**MATERIAL FOR THE TASK**.

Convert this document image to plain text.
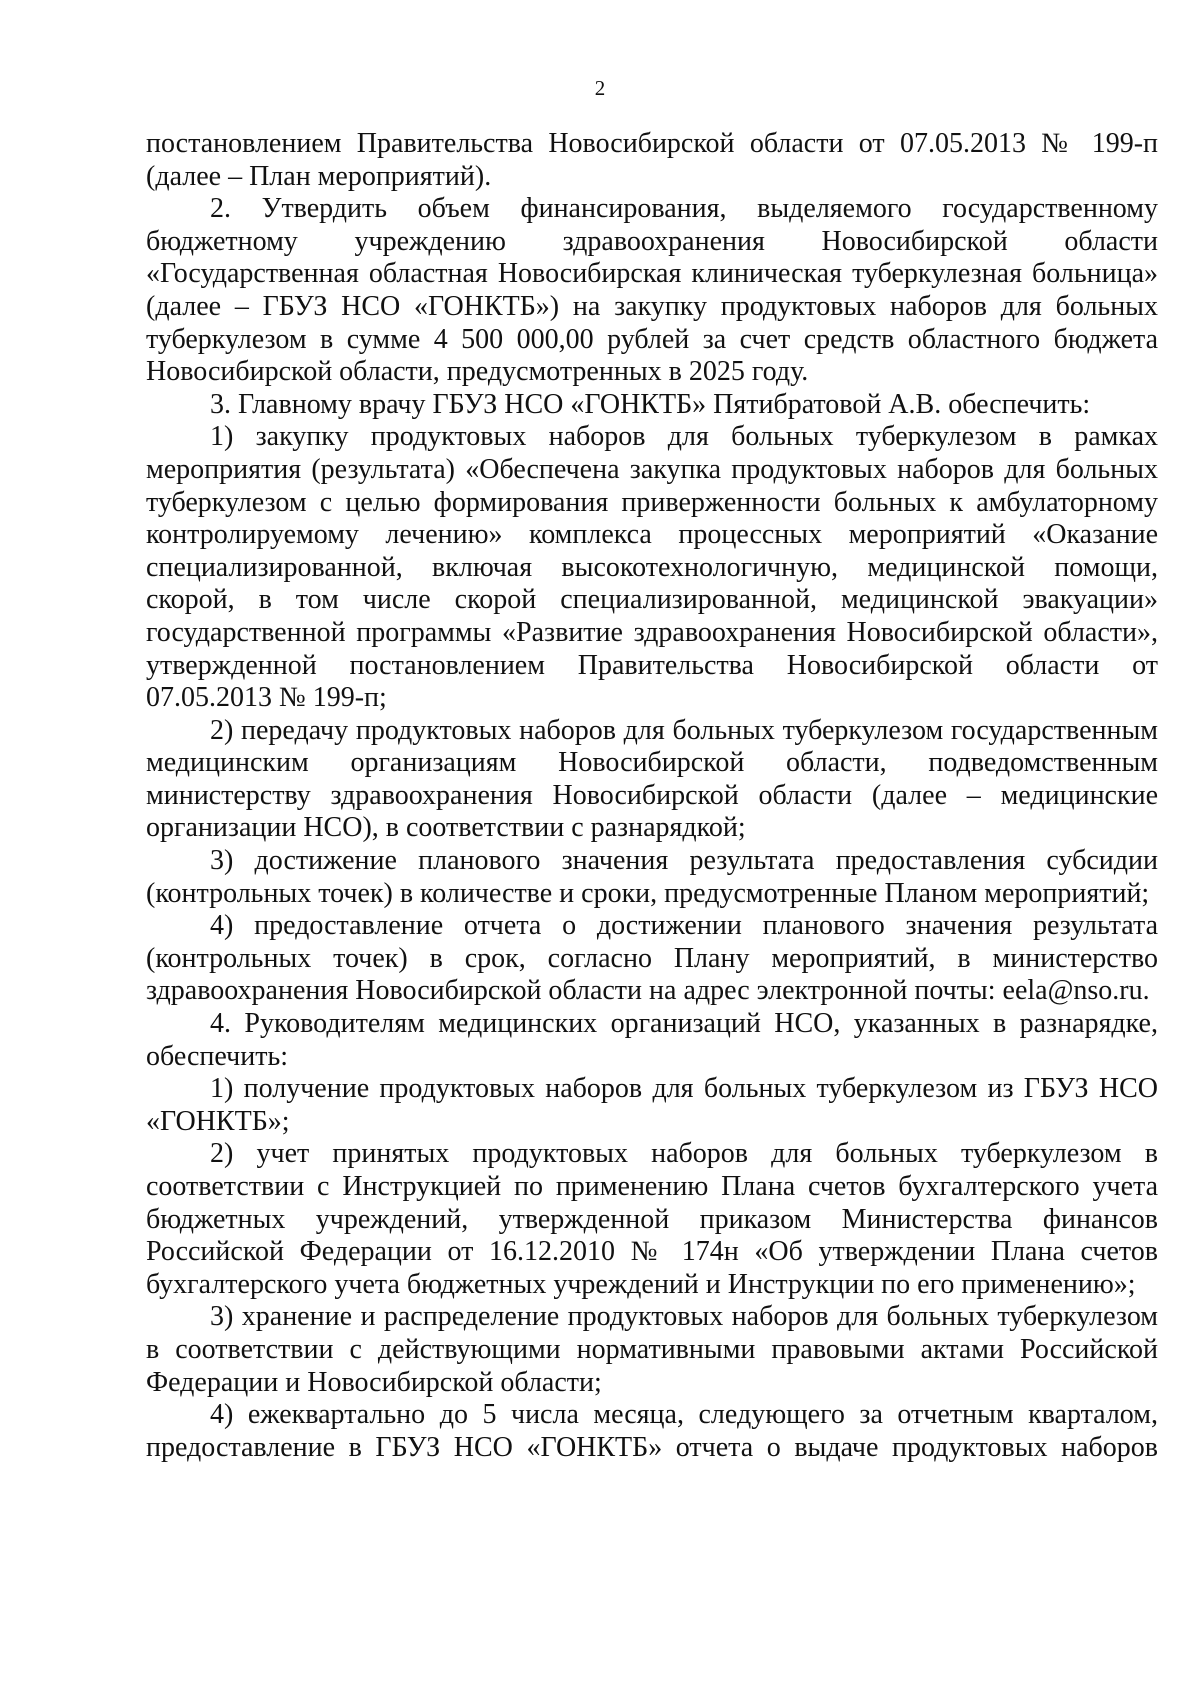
2

постановлением Правительства Новосибирской области от 07.05.2013 № 199-п (далее – План мероприятий).

2. Утвердить объем финансирования, выделяемого государственному бюджетному учреждению здравоохранения Новосибирской области «Государственная областная Новосибирская клиническая туберкулезная больница» (далее – ГБУЗ НСО «ГОНКТБ») на закупку продуктовых наборов для больных туберкулезом в сумме 4 500 000,00 рублей за счет средств областного бюджета Новосибирской области, предусмотренных в 2025 году.

3. Главному врачу ГБУЗ НСО «ГОНКТБ» Пятибратовой А.В. обеспечить:

1) закупку продуктовых наборов для больных туберкулезом в рамках мероприятия (результата) «Обеспечена закупка продуктовых наборов для больных туберкулезом с целью формирования приверженности больных к амбулаторному контролируемому лечению» комплекса процессных мероприятий «Оказание специализированной, включая высокотехнологичную, медицинской помощи, скорой, в том числе скорой специализированной, медицинской эвакуации» государственной программы «Развитие здравоохранения Новосибирской области», утвержденной постановлением Правительства Новосибирской области от 07.05.2013 № 199-п;

2) передачу продуктовых наборов для больных туберкулезом государственным медицинским организациям Новосибирской области, подведомственным министерству здравоохранения Новосибирской области (далее – медицинские организации НСО), в соответствии с разнарядкой;

3) достижение планового значения результата предоставления субсидии (контрольных точек) в количестве и сроки, предусмотренные Планом мероприятий;

4) предоставление отчета о достижении планового значения результата (контрольных точек) в срок, согласно Плану мероприятий, в министерство здравоохранения Новосибирской области на адрес электронной почты: eela@nso.ru.

4. Руководителям медицинских организаций НСО, указанных в разнарядке, обеспечить:

1) получение продуктовых наборов для больных туберкулезом из ГБУЗ НСО «ГОНКТБ»;

2) учет принятых продуктовых наборов для больных туберкулезом в соответствии с Инструкцией по применению Плана счетов бухгалтерского учета бюджетных учреждений, утвержденной приказом Министерства финансов Российской Федерации от 16.12.2010 № 174н «Об утверждении Плана счетов бухгалтерского учета бюджетных учреждений и Инструкции по его применению»;

3) хранение и распределение продуктовых наборов для больных туберкулезом в соответствии с действующими нормативными правовыми актами Российской Федерации и Новосибирской области;

4) ежеквартально до 5 числа месяца, следующего за отчетным кварталом, предоставление в ГБУЗ НСО «ГОНКТБ» отчета о выдаче продуктовых наборов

**GOAL OF THE EXERCISE**. Pull out all lines from the entries above that include the word "обеспечить".

**SOLUTION FOR THIS TASK**.
3. Главному врачу ГБУЗ НСО «ГОНКТБ» Пятибратовой А.В. обеспечить:
4. Руководителям медицинских организаций НСО, указанных в разнарядке, обеспечить:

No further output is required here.